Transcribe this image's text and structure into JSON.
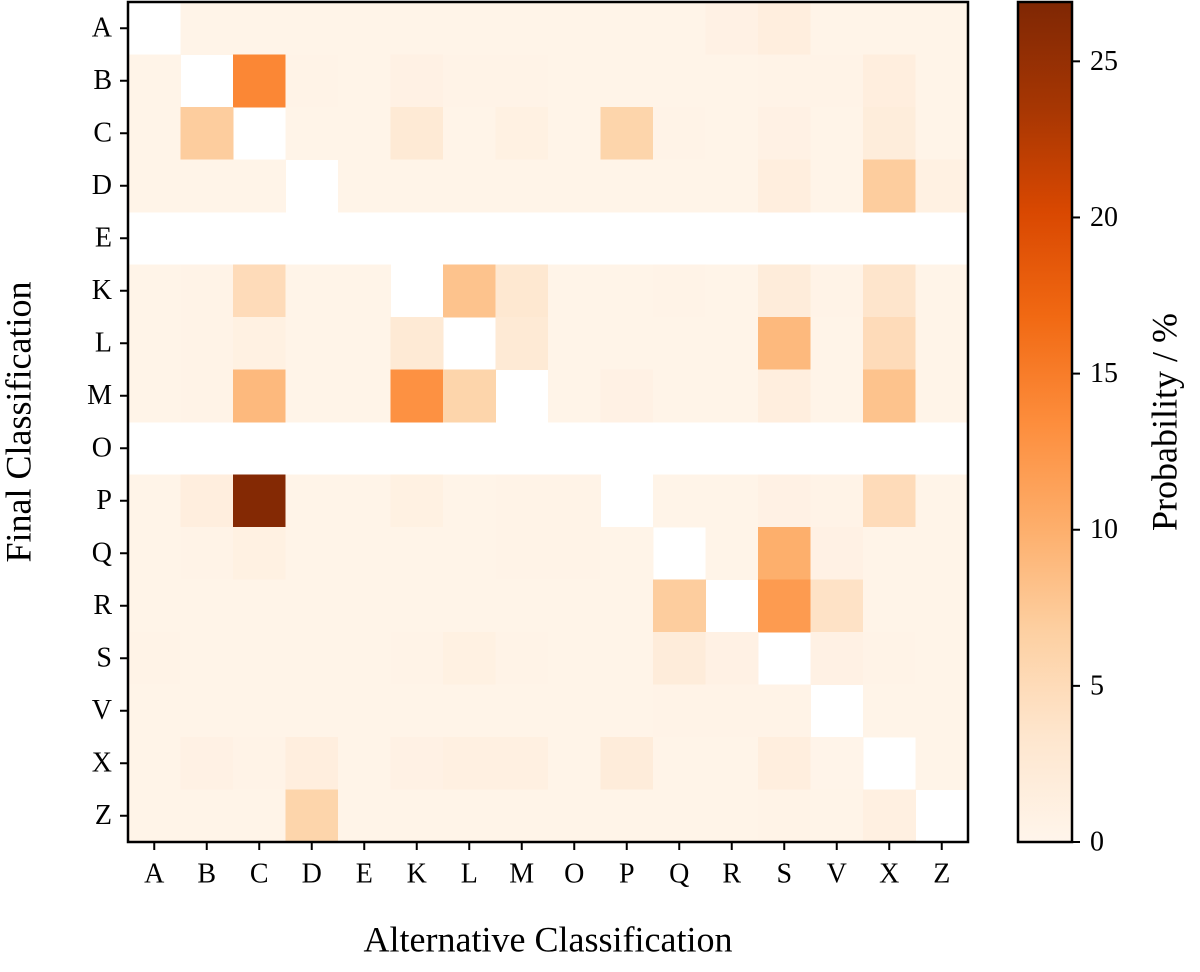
{
  "chart_data": {
    "type": "heatmap",
    "xlabel": "Alternative Classification",
    "ylabel": "Final Classification",
    "x_categories": [
      "A",
      "B",
      "C",
      "D",
      "E",
      "K",
      "L",
      "M",
      "O",
      "P",
      "Q",
      "R",
      "S",
      "V",
      "X",
      "Z"
    ],
    "y_categories": [
      "A",
      "B",
      "C",
      "D",
      "E",
      "K",
      "L",
      "M",
      "O",
      "P",
      "Q",
      "R",
      "S",
      "V",
      "X",
      "Z"
    ],
    "values": [
      [
        null,
        0.3,
        0.3,
        0.3,
        0.3,
        0.3,
        0.3,
        0.3,
        0.3,
        0.3,
        0.3,
        0.8,
        1.5,
        0.3,
        0.3,
        0.3
      ],
      [
        0.3,
        null,
        14,
        0.5,
        0.3,
        0.8,
        0.5,
        0.5,
        0.3,
        0.3,
        0.3,
        0.3,
        0.5,
        0.5,
        1.5,
        0.3
      ],
      [
        0.3,
        7,
        null,
        0.3,
        0.3,
        2.5,
        0.3,
        1,
        0.3,
        6,
        0.5,
        0.3,
        0.8,
        0.3,
        1.8,
        0.3
      ],
      [
        0.3,
        0.3,
        0.3,
        null,
        0.3,
        0.3,
        0.3,
        0.3,
        0.3,
        0.3,
        0.3,
        0.3,
        1.5,
        0.3,
        7,
        1
      ],
      [
        null,
        null,
        null,
        null,
        null,
        null,
        null,
        null,
        null,
        null,
        null,
        null,
        null,
        null,
        null,
        null
      ],
      [
        0.3,
        0.5,
        5,
        0.3,
        0.3,
        null,
        8,
        3,
        0.3,
        0.3,
        0.5,
        0.3,
        2,
        0.5,
        3.5,
        0.3
      ],
      [
        0.3,
        0.5,
        1,
        0.3,
        0.3,
        2.5,
        null,
        2.5,
        0.3,
        0.3,
        0.3,
        0.3,
        9,
        0.3,
        5,
        0.3
      ],
      [
        0.3,
        0.5,
        9,
        0.3,
        0.3,
        13,
        6,
        null,
        0.3,
        0.8,
        0.3,
        0.3,
        1.5,
        0.3,
        8,
        0.3
      ],
      [
        null,
        null,
        null,
        null,
        null,
        null,
        null,
        null,
        null,
        null,
        null,
        null,
        null,
        null,
        null,
        null
      ],
      [
        0.3,
        1.5,
        26.5,
        0.3,
        0.3,
        1,
        0.3,
        0.5,
        0.5,
        null,
        0.3,
        0.3,
        0.8,
        0.5,
        5,
        0.3
      ],
      [
        0.3,
        0.5,
        1,
        0.3,
        0.3,
        0.3,
        0.3,
        0.5,
        0.5,
        0.3,
        null,
        0.3,
        10,
        0.8,
        0.3,
        0.3
      ],
      [
        0.3,
        0.3,
        0.3,
        0.3,
        0.3,
        0.3,
        0.3,
        0.3,
        0.3,
        0.3,
        7,
        null,
        12,
        4,
        0.3,
        0.3
      ],
      [
        0.5,
        0.3,
        0.3,
        0.3,
        0.3,
        0.5,
        1,
        0.5,
        0.3,
        0.3,
        2,
        0.8,
        null,
        0.8,
        0.5,
        0.3
      ],
      [
        0.3,
        0.3,
        0.3,
        0.3,
        0.3,
        0.3,
        0.3,
        0.3,
        0.3,
        0.3,
        0.5,
        0.5,
        0.5,
        null,
        0.3,
        0.3
      ],
      [
        0.3,
        0.8,
        0.5,
        1.5,
        0.3,
        0.8,
        1.2,
        1.2,
        0.3,
        2,
        0.3,
        0.3,
        1.5,
        0.2,
        null,
        0.3
      ],
      [
        0.3,
        0.3,
        0.3,
        6,
        0.3,
        0.3,
        0.3,
        0.3,
        0.3,
        0.3,
        0.3,
        0.3,
        0.5,
        0.3,
        1.2,
        null
      ]
    ],
    "colormap": [
      "#fff5eb",
      "#fee6ce",
      "#fdd0a2",
      "#fdae6b",
      "#fd8d3c",
      "#f16913",
      "#d94801",
      "#a63603",
      "#7f2704"
    ],
    "clim": [
      0,
      26.9
    ],
    "colorbar_ticks": [
      0,
      5,
      10,
      15,
      20,
      25
    ],
    "colorbar_label": "Probability / %"
  }
}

GOAL
Reproduce every line exactly and omit all pictures.

WRITTEN ANSWER
Transcribe this image's text and structure into JSON.
{
  "chart_data": {
    "type": "heatmap",
    "xlabel": "Alternative Classification",
    "ylabel": "Final Classification",
    "x_categories": [
      "A",
      "B",
      "C",
      "D",
      "E",
      "K",
      "L",
      "M",
      "O",
      "P",
      "Q",
      "R",
      "S",
      "V",
      "X",
      "Z"
    ],
    "y_categories": [
      "A",
      "B",
      "C",
      "D",
      "E",
      "K",
      "L",
      "M",
      "O",
      "P",
      "Q",
      "R",
      "S",
      "V",
      "X",
      "Z"
    ],
    "values": [
      [
        null,
        0.3,
        0.3,
        0.3,
        0.3,
        0.3,
        0.3,
        0.3,
        0.3,
        0.3,
        0.3,
        0.8,
        1.5,
        0.3,
        0.3,
        0.3
      ],
      [
        0.3,
        null,
        14,
        0.5,
        0.3,
        0.8,
        0.5,
        0.5,
        0.3,
        0.3,
        0.3,
        0.3,
        0.5,
        0.5,
        1.5,
        0.3
      ],
      [
        0.3,
        7,
        null,
        0.3,
        0.3,
        2.5,
        0.3,
        1,
        0.3,
        6,
        0.5,
        0.3,
        0.8,
        0.3,
        1.8,
        0.3
      ],
      [
        0.3,
        0.3,
        0.3,
        null,
        0.3,
        0.3,
        0.3,
        0.3,
        0.3,
        0.3,
        0.3,
        0.3,
        1.5,
        0.3,
        7,
        1
      ],
      [
        null,
        null,
        null,
        null,
        null,
        null,
        null,
        null,
        null,
        null,
        null,
        null,
        null,
        null,
        null,
        null
      ],
      [
        0.3,
        0.5,
        5,
        0.3,
        0.3,
        null,
        8,
        3,
        0.3,
        0.3,
        0.5,
        0.3,
        2,
        0.5,
        3.5,
        0.3
      ],
      [
        0.3,
        0.5,
        1,
        0.3,
        0.3,
        2.5,
        null,
        2.5,
        0.3,
        0.3,
        0.3,
        0.3,
        9,
        0.3,
        5,
        0.3
      ],
      [
        0.3,
        0.5,
        9,
        0.3,
        0.3,
        13,
        6,
        null,
        0.3,
        0.8,
        0.3,
        0.3,
        1.5,
        0.3,
        8,
        0.3
      ],
      [
        null,
        null,
        null,
        null,
        null,
        null,
        null,
        null,
        null,
        null,
        null,
        null,
        null,
        null,
        null,
        null
      ],
      [
        0.3,
        1.5,
        26.5,
        0.3,
        0.3,
        1,
        0.3,
        0.5,
        0.5,
        null,
        0.3,
        0.3,
        0.8,
        0.5,
        5,
        0.3
      ],
      [
        0.3,
        0.5,
        1,
        0.3,
        0.3,
        0.3,
        0.3,
        0.5,
        0.5,
        0.3,
        null,
        0.3,
        10,
        0.8,
        0.3,
        0.3
      ],
      [
        0.3,
        0.3,
        0.3,
        0.3,
        0.3,
        0.3,
        0.3,
        0.3,
        0.3,
        0.3,
        7,
        null,
        12,
        4,
        0.3,
        0.3
      ],
      [
        0.5,
        0.3,
        0.3,
        0.3,
        0.3,
        0.5,
        1,
        0.5,
        0.3,
        0.3,
        2,
        0.8,
        null,
        0.8,
        0.5,
        0.3
      ],
      [
        0.3,
        0.3,
        0.3,
        0.3,
        0.3,
        0.3,
        0.3,
        0.3,
        0.3,
        0.3,
        0.5,
        0.5,
        0.5,
        null,
        0.3,
        0.3
      ],
      [
        0.3,
        0.8,
        0.5,
        1.5,
        0.3,
        0.8,
        1.2,
        1.2,
        0.3,
        2,
        0.3,
        0.3,
        1.5,
        0.2,
        null,
        0.3
      ],
      [
        0.3,
        0.3,
        0.3,
        6,
        0.3,
        0.3,
        0.3,
        0.3,
        0.3,
        0.3,
        0.3,
        0.3,
        0.5,
        0.3,
        1.2,
        null
      ]
    ],
    "colormap": [
      "#fff5eb",
      "#fee6ce",
      "#fdd0a2",
      "#fdae6b",
      "#fd8d3c",
      "#f16913",
      "#d94801",
      "#a63603",
      "#7f2704"
    ],
    "clim": [
      0,
      26.9
    ],
    "colorbar_ticks": [
      0,
      5,
      10,
      15,
      20,
      25
    ],
    "colorbar_label": "Probability / %"
  }
}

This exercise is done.